Exercise directions
In full and without deviation, write out the entries that follow.

Material provided

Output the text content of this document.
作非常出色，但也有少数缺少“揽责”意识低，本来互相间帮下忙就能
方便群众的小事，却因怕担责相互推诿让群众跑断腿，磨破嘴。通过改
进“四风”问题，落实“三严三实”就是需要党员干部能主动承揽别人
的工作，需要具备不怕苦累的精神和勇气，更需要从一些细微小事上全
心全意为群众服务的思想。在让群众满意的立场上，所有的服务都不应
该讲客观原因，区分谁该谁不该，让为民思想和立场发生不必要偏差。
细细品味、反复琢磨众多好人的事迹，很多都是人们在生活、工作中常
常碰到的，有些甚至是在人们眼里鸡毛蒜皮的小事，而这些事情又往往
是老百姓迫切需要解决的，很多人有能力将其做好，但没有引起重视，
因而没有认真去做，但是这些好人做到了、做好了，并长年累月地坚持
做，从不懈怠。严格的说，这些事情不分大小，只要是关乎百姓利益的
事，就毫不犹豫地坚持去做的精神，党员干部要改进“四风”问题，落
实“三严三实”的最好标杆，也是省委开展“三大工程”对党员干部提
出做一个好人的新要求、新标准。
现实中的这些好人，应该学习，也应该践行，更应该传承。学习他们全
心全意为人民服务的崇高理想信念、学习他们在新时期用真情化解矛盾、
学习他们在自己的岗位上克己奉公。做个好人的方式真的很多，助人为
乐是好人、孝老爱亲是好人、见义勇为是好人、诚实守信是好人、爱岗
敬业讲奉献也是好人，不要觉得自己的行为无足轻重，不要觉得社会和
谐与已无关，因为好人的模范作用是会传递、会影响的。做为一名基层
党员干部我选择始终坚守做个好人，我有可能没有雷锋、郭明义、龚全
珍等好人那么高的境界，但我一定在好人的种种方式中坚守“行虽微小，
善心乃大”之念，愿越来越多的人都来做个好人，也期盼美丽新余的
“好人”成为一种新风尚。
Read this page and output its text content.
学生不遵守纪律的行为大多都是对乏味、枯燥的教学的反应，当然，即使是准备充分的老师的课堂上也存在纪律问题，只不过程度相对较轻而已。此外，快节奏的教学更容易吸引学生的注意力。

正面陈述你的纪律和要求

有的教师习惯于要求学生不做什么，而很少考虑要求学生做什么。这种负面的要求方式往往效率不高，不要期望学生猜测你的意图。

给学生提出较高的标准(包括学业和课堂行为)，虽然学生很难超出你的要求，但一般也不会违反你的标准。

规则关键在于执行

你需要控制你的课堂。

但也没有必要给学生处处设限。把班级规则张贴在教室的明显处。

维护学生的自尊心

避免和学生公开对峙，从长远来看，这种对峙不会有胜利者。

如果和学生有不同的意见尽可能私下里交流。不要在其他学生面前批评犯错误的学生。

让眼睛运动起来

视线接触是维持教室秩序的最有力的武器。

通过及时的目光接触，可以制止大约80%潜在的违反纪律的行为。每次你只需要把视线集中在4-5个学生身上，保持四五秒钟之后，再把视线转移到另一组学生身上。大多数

Solution for this task
Output the text content of this document.
作非常出色，但也有少数缺少“揽责”意识低，本来互相间帮下忙就能
方便群众的小事，却因怕担责相互推诿让群众跑断腿，磨破嘴。通过改
进“四风”问题，落实“三严三实”就是需要党员干部能主动承揽别人
的工作，需要具备不怕苦累的精神和勇气，更需要从一些细微小事上全
心全意为群众服务的思想。在让群众满意的立场上，所有的服务都不应
该讲客观原因，区分谁该谁不该，让为民思想和立场发生不必要偏差。
细细品味、反复琢磨众多好人的事迹，很多都是人们在生活、工作中常
常碰到的，有些甚至是在人们眼里鸡毛蒜皮的小事，而这些事情又往往
是老百姓迫切需要解决的，很多人有能力将其做好，但没有引起重视，
因而没有认真去做，但是这些好人做到了、做好了，并长年累月地坚持
做，从不懈怠。严格的说，这些事情不分大小，只要是关乎百姓利益的
事，就毫不犹豫地坚持去做的精神，党员干部要改进“四风”问题，落
实“三严三实”的最好标杆，也是省委开展“三大工程”对党员干部提
出做一个好人的新要求、新标准。
现实中的这些好人，应该学习，也应该践行，更应该传承。学习他们全
心全意为人民服务的崇高理想信念、学习他们在新时期用真情化解矛盾、
学习他们在自己的岗位上克己奉公。做个好人的方式真的很多，助人为
乐是好人、孝老爱亲是好人、见义勇为是好人、诚实守信是好人、爱岗
敬业讲奉献也是好人，不要觉得自己的行为无足轻重，不要觉得社会和
谐与已无关，因为好人的模范作用是会传递、会影响的。做为一名基层
党员干部我选择始终坚守做个好人，我有可能没有雷锋、郭明义、龚全
珍等好人那么高的境界，但我一定在好人的种种方式中坚守“行虽微小，
善心乃大”之念，愿越来越多的人都来做个好人，也期盼美丽新余的
“好人”成为一种新风尚。
Read this page and output its text content.
学生不遵守纪律的行为大多都是对乏味、枯燥的教学的反应，当然，即使是准备充分的老师的课堂上也存在纪律问题，只不过程度相对较轻而已。此外，快节奏的教学更容易吸引学生的注意力。

正面陈述你的纪律和要求

有的教师习惯于要求学生不做什么，而很少考虑要求学生做什么。这种负面的要求方式往往效率不高，不要期望学生猜测你的意图。

给学生提出较高的标准(包括学业和课堂行为)，虽然学生很难超出你的要求，但一般也不会违反你的标准。

规则关键在于执行

你需要控制你的课堂。

但也没有必要给学生处处设限。把班级规则张贴在教室的明显处。

维护学生的自尊心

避免和学生公开对峙，从长远来看，这种对峙不会有胜利者。

如果和学生有不同的意见尽可能私下里交流。不要在其他学生面前批评犯错误的学生。

让眼睛运动起来

视线接触是维持教室秩序的最有力的武器。

通过及时的目光接触，可以制止大约80%潜在的违反纪律的行为。每次你只需要把视线集中在4-5个学生身上，保持四五秒钟之后，再把视线转移到另一组学生身上。大多数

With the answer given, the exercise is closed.